» Exercise details: From the records below, extract all the text exactly and leave the images behind.

Data entries for graphics:
┄┄┄┄┄┄┄┄┄┄┄┄┄┄┄┄┄┄┄┄

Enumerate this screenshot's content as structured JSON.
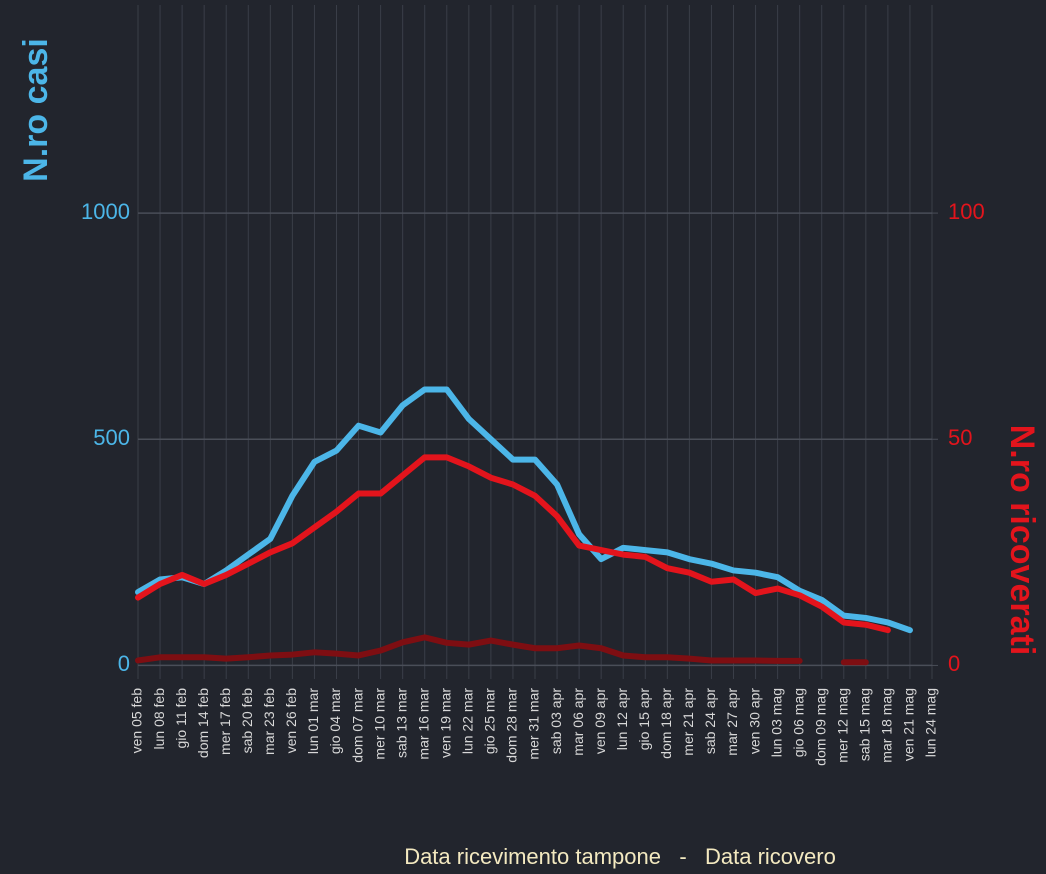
{
  "chart_data": {
    "type": "line",
    "y_label": "N.ro casi",
    "y2_label": "N.ro ricoverati",
    "x_label": "Data ricevimento tampone   -   Data ricovero",
    "categories": [
      "ven 05 feb",
      "lun 08 feb",
      "gio 11 feb",
      "dom 14 feb",
      "mer 17 feb",
      "sab 20 feb",
      "mar 23 feb",
      "ven 26 feb",
      "lun 01 mar",
      "gio 04 mar",
      "dom 07 mar",
      "mer 10 mar",
      "sab 13 mar",
      "mar 16 mar",
      "ven 19 mar",
      "lun 22 mar",
      "gio 25 mar",
      "dom 28 mar",
      "mer 31 mar",
      "sab 03 apr",
      "mar 06 apr",
      "ven 09 apr",
      "lun 12 apr",
      "gio 15 apr",
      "dom 18 apr",
      "mer 21 apr",
      "sab 24 apr",
      "mar 27 apr",
      "ven 30 apr",
      "lun 03 mag",
      "gio 06 mag",
      "dom 09 mag",
      "mer 12 mag",
      "sab 15 mag",
      "mar 18 mag",
      "ven 21 mag",
      "lun 24 mag"
    ],
    "series": [
      {
        "color": "#4cb6e8",
        "values": [
          162,
          190,
          195,
          180,
          210,
          245,
          280,
          375,
          450,
          475,
          530,
          515,
          575,
          610,
          610,
          545,
          500,
          455,
          455,
          400,
          290,
          235,
          260,
          255,
          250,
          235,
          225,
          210,
          205,
          195,
          165,
          145,
          110,
          105,
          95,
          78,
          null
        ]
      },
      {
        "color": "#e3141c",
        "axis": "y2",
        "values": [
          15,
          18,
          20,
          18,
          20,
          22.5,
          25,
          27,
          30.5,
          34,
          38,
          38,
          42,
          46,
          46,
          44,
          41.5,
          40,
          37.5,
          33,
          26.5,
          25.5,
          24.5,
          24,
          21.5,
          20.5,
          18.5,
          19,
          16,
          17,
          15.5,
          13,
          9.5,
          9,
          7.8,
          null,
          null
        ]
      },
      {
        "color": "#7e0e12",
        "axis": "y2",
        "values": [
          1.1,
          1.8,
          1.8,
          1.8,
          1.5,
          1.8,
          2.2,
          2.4,
          2.9,
          2.6,
          2.2,
          3.3,
          5.1,
          6.2,
          5,
          4.6,
          5.5,
          4.6,
          3.8,
          3.8,
          4.4,
          3.8,
          2.2,
          1.8,
          1.8,
          1.5,
          1.1,
          1.1,
          1.1,
          1,
          1,
          null,
          0.7,
          0.7,
          null,
          null,
          null
        ]
      }
    ],
    "ylim": [
      -30,
      1460
    ],
    "yticks": [
      0,
      500,
      1000
    ],
    "y2lim": [
      -3,
      146
    ],
    "y2ticks": [
      0,
      50,
      100
    ],
    "grid": true
  }
}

┄┄┄┄┄┄┄┄┄┄┄┄┄┄┄┄┄┄┄┄

» Final result:
Enumerate this screenshot's content as structured JSON.
{
  "chart_data": {
    "type": "line",
    "y_label": "N.ro casi",
    "y2_label": "N.ro ricoverati",
    "x_label": "Data ricevimento tampone   -   Data ricovero",
    "categories": [
      "ven 05 feb",
      "lun 08 feb",
      "gio 11 feb",
      "dom 14 feb",
      "mer 17 feb",
      "sab 20 feb",
      "mar 23 feb",
      "ven 26 feb",
      "lun 01 mar",
      "gio 04 mar",
      "dom 07 mar",
      "mer 10 mar",
      "sab 13 mar",
      "mar 16 mar",
      "ven 19 mar",
      "lun 22 mar",
      "gio 25 mar",
      "dom 28 mar",
      "mer 31 mar",
      "sab 03 apr",
      "mar 06 apr",
      "ven 09 apr",
      "lun 12 apr",
      "gio 15 apr",
      "dom 18 apr",
      "mer 21 apr",
      "sab 24 apr",
      "mar 27 apr",
      "ven 30 apr",
      "lun 03 mag",
      "gio 06 mag",
      "dom 09 mag",
      "mer 12 mag",
      "sab 15 mag",
      "mar 18 mag",
      "ven 21 mag",
      "lun 24 mag"
    ],
    "series": [
      {
        "color": "#4cb6e8",
        "values": [
          162,
          190,
          195,
          180,
          210,
          245,
          280,
          375,
          450,
          475,
          530,
          515,
          575,
          610,
          610,
          545,
          500,
          455,
          455,
          400,
          290,
          235,
          260,
          255,
          250,
          235,
          225,
          210,
          205,
          195,
          165,
          145,
          110,
          105,
          95,
          78,
          null
        ]
      },
      {
        "color": "#e3141c",
        "axis": "y2",
        "values": [
          15,
          18,
          20,
          18,
          20,
          22.5,
          25,
          27,
          30.5,
          34,
          38,
          38,
          42,
          46,
          46,
          44,
          41.5,
          40,
          37.5,
          33,
          26.5,
          25.5,
          24.5,
          24,
          21.5,
          20.5,
          18.5,
          19,
          16,
          17,
          15.5,
          13,
          9.5,
          9,
          7.8,
          null,
          null
        ]
      },
      {
        "color": "#7e0e12",
        "axis": "y2",
        "values": [
          1.1,
          1.8,
          1.8,
          1.8,
          1.5,
          1.8,
          2.2,
          2.4,
          2.9,
          2.6,
          2.2,
          3.3,
          5.1,
          6.2,
          5,
          4.6,
          5.5,
          4.6,
          3.8,
          3.8,
          4.4,
          3.8,
          2.2,
          1.8,
          1.8,
          1.5,
          1.1,
          1.1,
          1.1,
          1,
          1,
          null,
          0.7,
          0.7,
          null,
          null,
          null
        ]
      }
    ],
    "ylim": [
      -30,
      1460
    ],
    "yticks": [
      0,
      500,
      1000
    ],
    "y2lim": [
      -3,
      146
    ],
    "y2ticks": [
      0,
      50,
      100
    ],
    "grid": true
  }
}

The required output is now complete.